Wild Apple Kennel and Guide Service

Wild Apple Kennel and Guide Service
The 2007 Grand National Grouse Champion, Winner 2008 Northern New England Woodcock Championship, Winner 2010 Lake States Grouse Championship, Runner-up 2011 Northeast Grouse and Woodcock Championship, Winner 2011 International Amateur Woodcock Championship, Winner 2012 Southern New England Woodcock Championship

Wild Apple Kennel Training Blog

This blog will try to present a running account of the training and field trialing season for the pointers of Wild Apple Kennel. NOW ACCEPTING BOOKINGS FOR THE 2015 GROUSE AND WOODCOCK SEASON WITH WILD APPLE KENNEL GUIDE SERVICE! PHONE NUMBERS 603-449-3419 OR CELL 603-381-8763.



Thursday, June 28, 2012

Where Angels Fear to Tread

If you look closely you can see that this grouse is looking back into the cover
on the edge of the road where we saw seven chicks flush when we pulled up --
there may have been more.

It finally stopped raining today and we wanted to get out and check one of our regular training covers.  Boy was it thick.  Tough on both dogs and 61 year old handlers.  On the way out we had two separate hens in the road the first one had at least seven chicks the second six.   That gave us 15 grouse before we cut a dog loose.  I was teaching this morning so we didn't get out until after lunch and it was after two when we broke away Jack and Little Thuddy.  Both ran well despite the afternoon heat and the density of the cover.  Jack had three finds at least one was a single grouse and another was a woodcock.  On his third find we never saw the birds as his bracemate may have helped with the flushing.  Little Thuddy did have a broke find.  When Tony when in to flush there was a snake curled up in the sun in front of the Thudster who still didn't break when his trainer squealed like a little girl (it's not the first time Tony has had that reaction).

The second brace was Trash and LJ who also ran well in the thick cover and afternoon heat but neither one could connect on a bird that we saw.

Tony and I are both bachelors this week so he brought over some pork chops that looked more like bone in rib roasts and we did them on the Weber with charcoal and apple wood and a rub that Big Thud had brought up last weekend to go with them.  (Timmy -- we cooked yours as well and I'll have it as left overs tomorrow.)

Tomorrow we're planning to finish the mowing and cutting in Red Barn (thank God we don't have to train every day where we were today) and may run some dogs down there in the evening.

I'll continue the Grouse Trial Primer series as time permits.

Information shown:
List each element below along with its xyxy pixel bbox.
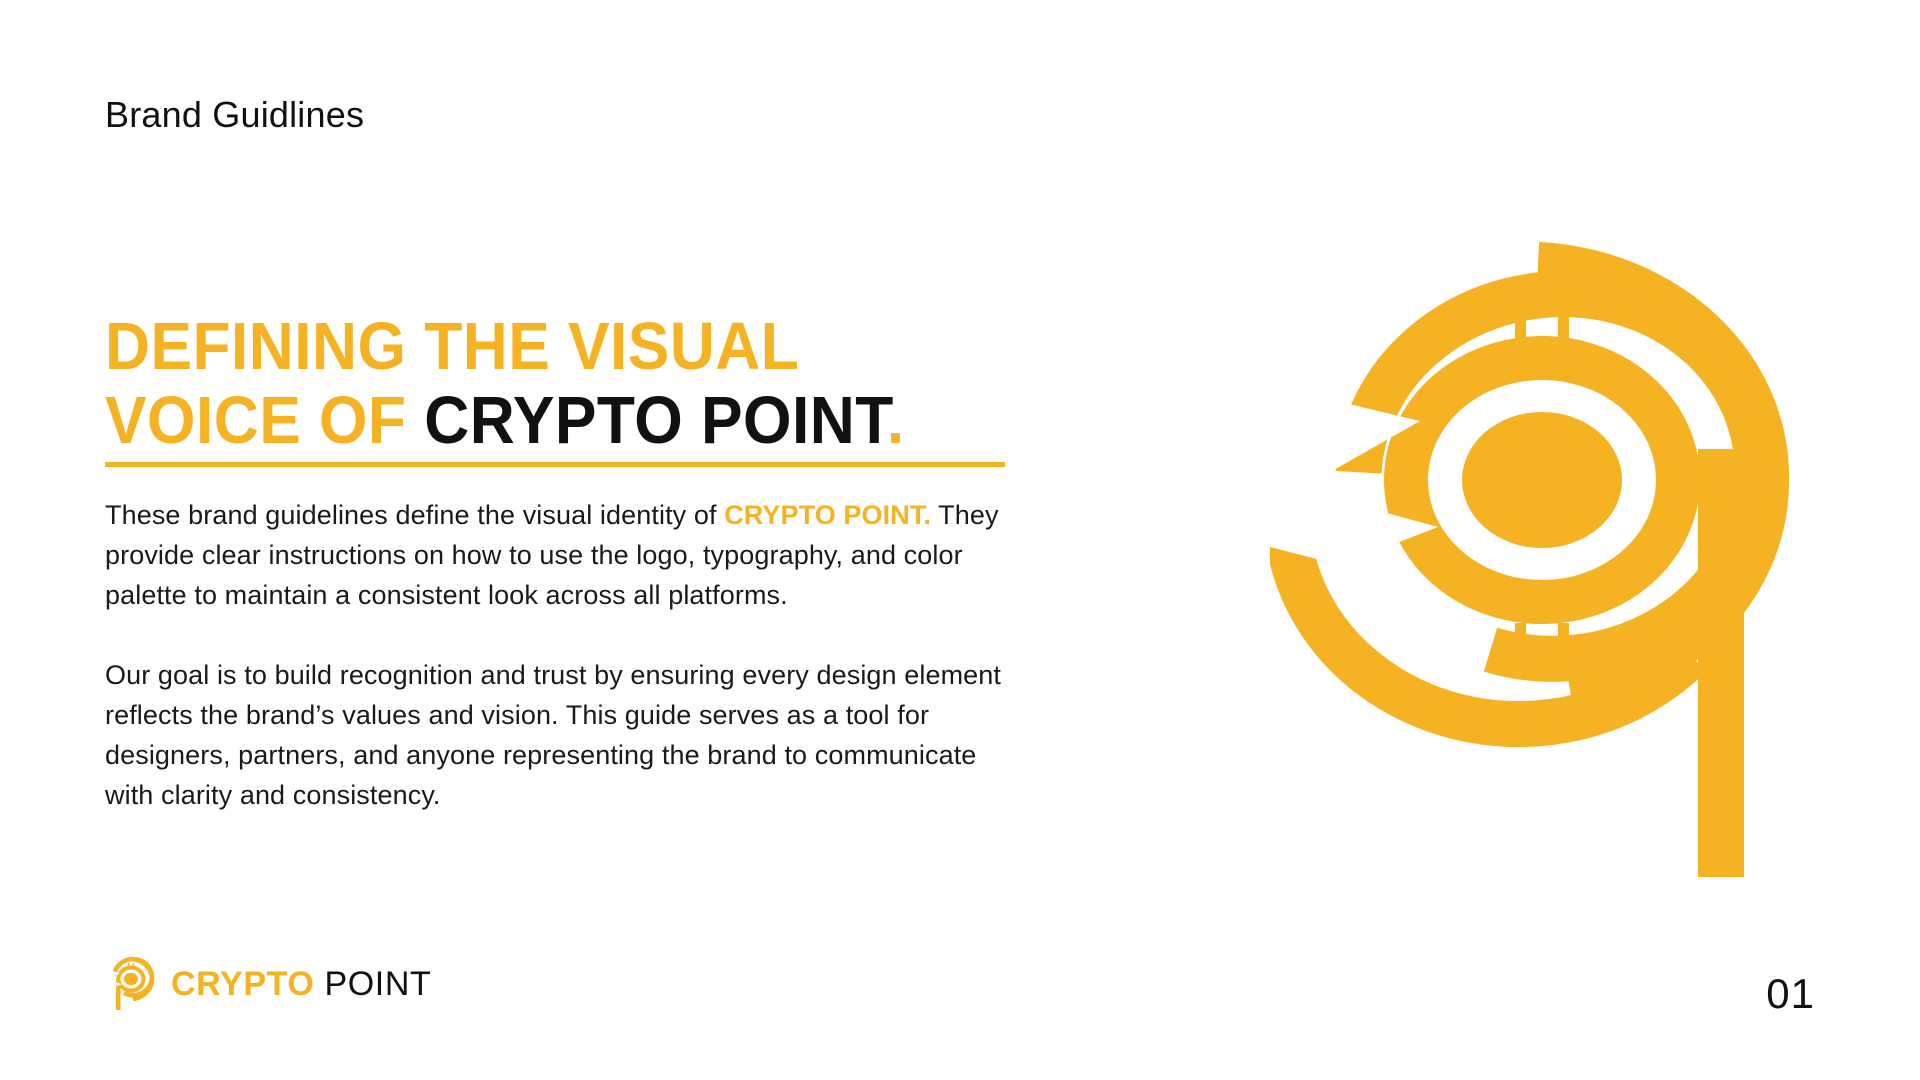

Complete the following:
A. Name the four dogs that ran in the two braces described in the kennel blog post.
B. Write the next part of the kennel blog post, picking up after its last sentence.
The lines have no connection to the kennel blog post.

Response list:
A. Jack, Little Thuddy, Trash, LJ

B.
Tuesday, June 26, 2012

Grouse Trial Primer Part Five


The Transition from Puppy to Derby

The transition from puppy to derby is a little different in the cover dog trials than elsewhere in the field trial world.  If you show up at a fall derby stake with a future horseback shooting dog than it better be broke.  It doesn’t matter what the Guidelines say or what you can find in any written criteria, today’s derbies in the horseback world and released bird walking trials are not going to win if they are not broke.  In the cover dog world, when we run the derbies on wild birds there is still the tradition of placing exciting derbies that are not yet broke.  That said, for the most part they darn well better be staunch and since wild birds are not usually right along the trail, your dog needs to stay put while you find it.  One caveat here, if the judges are splitting hairs between two derbies where everything else is equal, they will probably give the nod to the derby with more finished bird work, but it is extremely rare that you get to that point when judging.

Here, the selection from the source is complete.